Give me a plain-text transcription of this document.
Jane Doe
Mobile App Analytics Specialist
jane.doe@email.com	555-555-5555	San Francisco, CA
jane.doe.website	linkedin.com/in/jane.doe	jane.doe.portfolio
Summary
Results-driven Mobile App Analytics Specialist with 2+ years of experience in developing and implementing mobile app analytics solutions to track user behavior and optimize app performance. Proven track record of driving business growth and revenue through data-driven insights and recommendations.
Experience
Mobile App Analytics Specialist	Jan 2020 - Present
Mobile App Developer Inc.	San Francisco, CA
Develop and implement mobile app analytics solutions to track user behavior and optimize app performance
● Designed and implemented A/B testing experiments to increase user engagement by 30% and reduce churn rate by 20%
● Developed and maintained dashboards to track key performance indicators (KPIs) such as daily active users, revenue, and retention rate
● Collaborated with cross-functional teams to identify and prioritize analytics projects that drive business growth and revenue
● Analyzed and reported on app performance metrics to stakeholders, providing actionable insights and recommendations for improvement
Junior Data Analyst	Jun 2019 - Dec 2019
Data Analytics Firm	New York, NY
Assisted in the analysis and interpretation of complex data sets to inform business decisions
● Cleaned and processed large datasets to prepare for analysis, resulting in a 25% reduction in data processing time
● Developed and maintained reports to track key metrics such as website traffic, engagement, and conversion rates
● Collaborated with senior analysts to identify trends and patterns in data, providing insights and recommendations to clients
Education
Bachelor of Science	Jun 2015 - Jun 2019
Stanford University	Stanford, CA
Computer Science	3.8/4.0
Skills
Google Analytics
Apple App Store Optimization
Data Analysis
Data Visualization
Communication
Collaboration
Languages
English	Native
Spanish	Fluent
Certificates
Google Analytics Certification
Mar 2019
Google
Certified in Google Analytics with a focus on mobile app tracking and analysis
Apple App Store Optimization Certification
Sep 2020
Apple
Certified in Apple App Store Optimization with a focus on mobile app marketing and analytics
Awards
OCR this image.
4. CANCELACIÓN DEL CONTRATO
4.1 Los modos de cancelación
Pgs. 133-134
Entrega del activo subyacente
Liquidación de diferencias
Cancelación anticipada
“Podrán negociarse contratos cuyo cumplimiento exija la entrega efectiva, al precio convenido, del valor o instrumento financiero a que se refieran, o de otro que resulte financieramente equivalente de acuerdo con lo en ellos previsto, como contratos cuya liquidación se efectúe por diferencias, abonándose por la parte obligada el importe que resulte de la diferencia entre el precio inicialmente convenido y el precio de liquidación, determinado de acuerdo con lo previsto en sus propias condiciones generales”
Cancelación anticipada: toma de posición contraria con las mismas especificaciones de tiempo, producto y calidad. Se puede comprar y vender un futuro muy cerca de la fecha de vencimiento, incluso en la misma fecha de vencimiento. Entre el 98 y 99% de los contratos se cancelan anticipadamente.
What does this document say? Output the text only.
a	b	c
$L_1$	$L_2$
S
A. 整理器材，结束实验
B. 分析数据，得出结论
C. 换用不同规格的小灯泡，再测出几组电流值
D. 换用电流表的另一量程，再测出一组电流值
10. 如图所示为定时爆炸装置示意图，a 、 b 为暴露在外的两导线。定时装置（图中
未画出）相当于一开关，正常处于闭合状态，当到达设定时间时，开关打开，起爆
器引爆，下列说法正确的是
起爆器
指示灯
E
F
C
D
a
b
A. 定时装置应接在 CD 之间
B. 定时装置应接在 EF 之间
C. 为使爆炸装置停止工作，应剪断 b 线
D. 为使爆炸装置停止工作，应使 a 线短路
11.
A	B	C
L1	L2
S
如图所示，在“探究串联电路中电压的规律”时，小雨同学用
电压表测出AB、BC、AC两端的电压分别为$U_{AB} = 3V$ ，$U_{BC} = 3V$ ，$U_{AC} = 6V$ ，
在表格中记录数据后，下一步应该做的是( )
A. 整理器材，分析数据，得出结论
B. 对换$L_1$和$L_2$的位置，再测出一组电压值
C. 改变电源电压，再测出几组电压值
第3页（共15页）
──────
* Work to complete
Nothing in the data may differ; print all of it exactly as written.

* Worked solution
Give me a plain-text transcription of this document.
Jane Doe
Mobile App Analytics Specialist
jane.doe@email.com	555-555-5555	San Francisco, CA
jane.doe.website	linkedin.com/in/jane.doe	jane.doe.portfolio
Summary
Results-driven Mobile App Analytics Specialist with 2+ years of experience in developing and implementing mobile app analytics solutions to track user behavior and optimize app performance. Proven track record of driving business growth and revenue through data-driven insights and recommendations.
Experience
Mobile App Analytics Specialist	Jan 2020 - Present
Mobile App Developer Inc.	San Francisco, CA
Develop and implement mobile app analytics solutions to track user behavior and optimize app performance
● Designed and implemented A/B testing experiments to increase user engagement by 30% and reduce churn rate by 20%
● Developed and maintained dashboards to track key performance indicators (KPIs) such as daily active users, revenue, and retention rate
● Collaborated with cross-functional teams to identify and prioritize analytics projects that drive business growth and revenue
● Analyzed and reported on app performance metrics to stakeholders, providing actionable insights and recommendations for improvement
Junior Data Analyst	Jun 2019 - Dec 2019
Data Analytics Firm	New York, NY
Assisted in the analysis and interpretation of complex data sets to inform business decisions
● Cleaned and processed large datasets to prepare for analysis, resulting in a 25% reduction in data processing time
● Developed and maintained reports to track key metrics such as website traffic, engagement, and conversion rates
● Collaborated with senior analysts to identify trends and patterns in data, providing insights and recommendations to clients
Education
Bachelor of Science	Jun 2015 - Jun 2019
Stanford University	Stanford, CA
Computer Science	3.8/4.0
Skills
Google Analytics
Apple App Store Optimization
Data Analysis
Data Visualization
Communication
Collaboration
Languages
English	Native
Spanish	Fluent
Certificates
Google Analytics Certification
Mar 2019
Google
Certified in Google Analytics with a focus on mobile app tracking and analysis
Apple App Store Optimization Certification
Sep 2020
Apple
Certified in Apple App Store Optimization with a focus on mobile app marketing and analytics
Awards
OCR this image.
4. CANCELACIÓN DEL CONTRATO
4.1 Los modos de cancelación
Pgs. 133-134
Entrega del activo subyacente
Liquidación de diferencias
Cancelación anticipada
“Podrán negociarse contratos cuyo cumplimiento exija la entrega efectiva, al precio convenido, del valor o instrumento financiero a que se refieran, o de otro que resulte financieramente equivalente de acuerdo con lo en ellos previsto, como contratos cuya liquidación se efectúe por diferencias, abonándose por la parte obligada el importe que resulte de la diferencia entre el precio inicialmente convenido y el precio de liquidación, determinado de acuerdo con lo previsto en sus propias condiciones generales”
Cancelación anticipada: toma de posición contraria con las mismas especificaciones de tiempo, producto y calidad. Se puede comprar y vender un futuro muy cerca de la fecha de vencimiento, incluso en la misma fecha de vencimiento. Entre el 98 y 99% de los contratos se cancelan anticipadamente.
What does this document say? Output the text only.
a	b	c
$L_1$	$L_2$
S
A. 整理器材，结束实验
B. 分析数据，得出结论
C. 换用不同规格的小灯泡，再测出几组电流值
D. 换用电流表的另一量程，再测出一组电流值
10. 如图所示为定时爆炸装置示意图，a 、 b 为暴露在外的两导线。定时装置（图中
未画出）相当于一开关，正常处于闭合状态，当到达设定时间时，开关打开，起爆
器引爆，下列说法正确的是
起爆器
指示灯
E
F
C
D
a
b
A. 定时装置应接在 CD 之间
B. 定时装置应接在 EF 之间
C. 为使爆炸装置停止工作，应剪断 b 线
D. 为使爆炸装置停止工作，应使 a 线短路
11.
A	B	C
L1	L2
S
如图所示，在“探究串联电路中电压的规律”时，小雨同学用
电压表测出AB、BC、AC两端的电压分别为$U_{AB} = 3V$ ，$U_{BC} = 3V$ ，$U_{AC} = 6V$ ，
在表格中记录数据后，下一步应该做的是( )
A. 整理器材，分析数据，得出结论
B. 对换$L_1$和$L_2$的位置，再测出一组电压值
C. 改变电源电压，再测出几组电压值
第3页（共15页）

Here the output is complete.